- AIM
State how many lines in the listing below include the word "label". Give nothing but the number.

- EXCERPTED RECORDS
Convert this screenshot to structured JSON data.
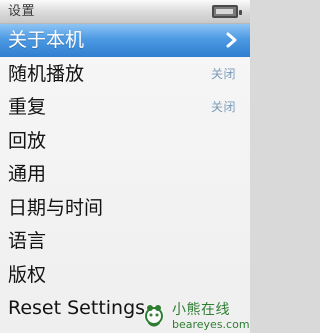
{
  "titlebar": {
    "title": "设置",
    "battery_icon": "battery-icon"
  },
  "menu": {
    "items": [
      {
        "label": "关于本机",
        "value": "",
        "selected": true,
        "icon": "chevron-right-icon"
      },
      {
        "label": "随机播放",
        "value": "关闭",
        "selected": false
      },
      {
        "label": "重复",
        "value": "关闭",
        "selected": false
      },
      {
        "label": "回放",
        "value": "",
        "selected": false
      },
      {
        "label": "通用",
        "value": "",
        "selected": false
      },
      {
        "label": "日期与时间",
        "value": "",
        "selected": false
      },
      {
        "label": "语言",
        "value": "",
        "selected": false
      },
      {
        "label": "版权",
        "value": "",
        "selected": false
      },
      {
        "label": "Reset Settings",
        "value": "",
        "selected": false
      }
    ]
  },
  "watermark": {
    "name": "小熊在线",
    "url": "beareyes.com",
    "logo_icon": "bear-logo-icon"
  },
  "colors": {
    "selected_gradient_top": "#8fc4f4",
    "selected_gradient_bottom": "#2f7fd1",
    "value_text": "#7b9bb9",
    "watermark_green": "#2e7d32"
  }
}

- THE COMPLETED TASK
9